# Given problem
Print each of the entries exactly, leaving nothing out.

# Material supplied
┌──

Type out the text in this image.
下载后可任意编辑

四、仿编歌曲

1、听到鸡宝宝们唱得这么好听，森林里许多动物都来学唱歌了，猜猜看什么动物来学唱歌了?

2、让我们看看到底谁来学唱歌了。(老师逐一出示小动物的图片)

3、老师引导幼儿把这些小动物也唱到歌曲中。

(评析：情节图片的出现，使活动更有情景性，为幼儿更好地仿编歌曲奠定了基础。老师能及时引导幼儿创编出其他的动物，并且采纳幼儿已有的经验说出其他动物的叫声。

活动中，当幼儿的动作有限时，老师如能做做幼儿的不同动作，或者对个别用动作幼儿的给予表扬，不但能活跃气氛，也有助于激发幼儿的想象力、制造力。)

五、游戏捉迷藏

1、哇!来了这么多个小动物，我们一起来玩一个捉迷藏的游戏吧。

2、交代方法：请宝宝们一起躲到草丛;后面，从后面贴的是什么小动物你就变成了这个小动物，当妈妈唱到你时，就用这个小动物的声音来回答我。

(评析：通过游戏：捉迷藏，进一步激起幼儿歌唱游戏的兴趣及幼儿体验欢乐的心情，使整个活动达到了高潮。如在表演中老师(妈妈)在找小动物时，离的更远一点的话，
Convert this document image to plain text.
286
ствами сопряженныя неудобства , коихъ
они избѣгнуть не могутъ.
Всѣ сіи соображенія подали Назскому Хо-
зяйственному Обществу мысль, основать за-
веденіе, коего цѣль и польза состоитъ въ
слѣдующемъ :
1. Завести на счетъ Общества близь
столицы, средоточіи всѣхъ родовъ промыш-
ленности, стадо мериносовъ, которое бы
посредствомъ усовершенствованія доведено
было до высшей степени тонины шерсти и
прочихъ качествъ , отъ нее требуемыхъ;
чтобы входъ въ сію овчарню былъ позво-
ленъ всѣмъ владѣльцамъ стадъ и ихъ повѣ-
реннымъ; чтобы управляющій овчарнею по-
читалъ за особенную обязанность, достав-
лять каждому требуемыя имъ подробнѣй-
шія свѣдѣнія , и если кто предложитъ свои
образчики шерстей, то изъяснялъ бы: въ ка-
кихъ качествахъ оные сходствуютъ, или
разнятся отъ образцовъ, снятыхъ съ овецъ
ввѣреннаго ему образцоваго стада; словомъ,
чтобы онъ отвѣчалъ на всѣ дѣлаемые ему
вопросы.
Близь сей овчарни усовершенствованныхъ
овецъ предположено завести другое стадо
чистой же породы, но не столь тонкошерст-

└──

# Reply
Type out the text in this image.
下载后可任意编辑

四、仿编歌曲

1、听到鸡宝宝们唱得这么好听，森林里许多动物都来学唱歌了，猜猜看什么动物来学唱歌了?

2、让我们看看到底谁来学唱歌了。(老师逐一出示小动物的图片)

3、老师引导幼儿把这些小动物也唱到歌曲中。

(评析：情节图片的出现，使活动更有情景性，为幼儿更好地仿编歌曲奠定了基础。老师能及时引导幼儿创编出其他的动物，并且采纳幼儿已有的经验说出其他动物的叫声。

活动中，当幼儿的动作有限时，老师如能做做幼儿的不同动作，或者对个别用动作幼儿的给予表扬，不但能活跃气氛，也有助于激发幼儿的想象力、制造力。)

五、游戏捉迷藏

1、哇!来了这么多个小动物，我们一起来玩一个捉迷藏的游戏吧。

2、交代方法：请宝宝们一起躲到草丛;后面，从后面贴的是什么小动物你就变成了这个小动物，当妈妈唱到你时，就用这个小动物的声音来回答我。

(评析：通过游戏：捉迷藏，进一步激起幼儿歌唱游戏的兴趣及幼儿体验欢乐的心情，使整个活动达到了高潮。如在表演中老师(妈妈)在找小动物时，离的更远一点的话，
Convert this document image to plain text.
286
ствами сопряженныя неудобства , коихъ
они избѣгнуть не могутъ.
Всѣ сіи соображенія подали Назскому Хо-
зяйственному Обществу мысль, основать за-
веденіе, коего цѣль и польза состоитъ въ
слѣдующемъ :
1. Завести на счетъ Общества близь
столицы, средоточіи всѣхъ родовъ промыш-
ленности, стадо мериносовъ, которое бы
посредствомъ усовершенствованія доведено
было до высшей степени тонины шерсти и
прочихъ качествъ , отъ нее требуемыхъ;
чтобы входъ въ сію овчарню былъ позво-
ленъ всѣмъ владѣльцамъ стадъ и ихъ повѣ-
реннымъ; чтобы управляющій овчарнею по-
читалъ за особенную обязанность, достав-
лять каждому требуемыя имъ подробнѣй-
шія свѣдѣнія , и если кто предложитъ свои
образчики шерстей, то изъяснялъ бы: въ ка-
кихъ качествахъ оные сходствуютъ, или
разнятся отъ образцовъ, снятыхъ съ овецъ
ввѣреннаго ему образцоваго стада; словомъ,
чтобы онъ отвѣчалъ на всѣ дѣлаемые ему
вопросы.
Близь сей овчарни усовершенствованныхъ
овецъ предположено завести другое стадо
чистой же породы, но не столь тонкошерст-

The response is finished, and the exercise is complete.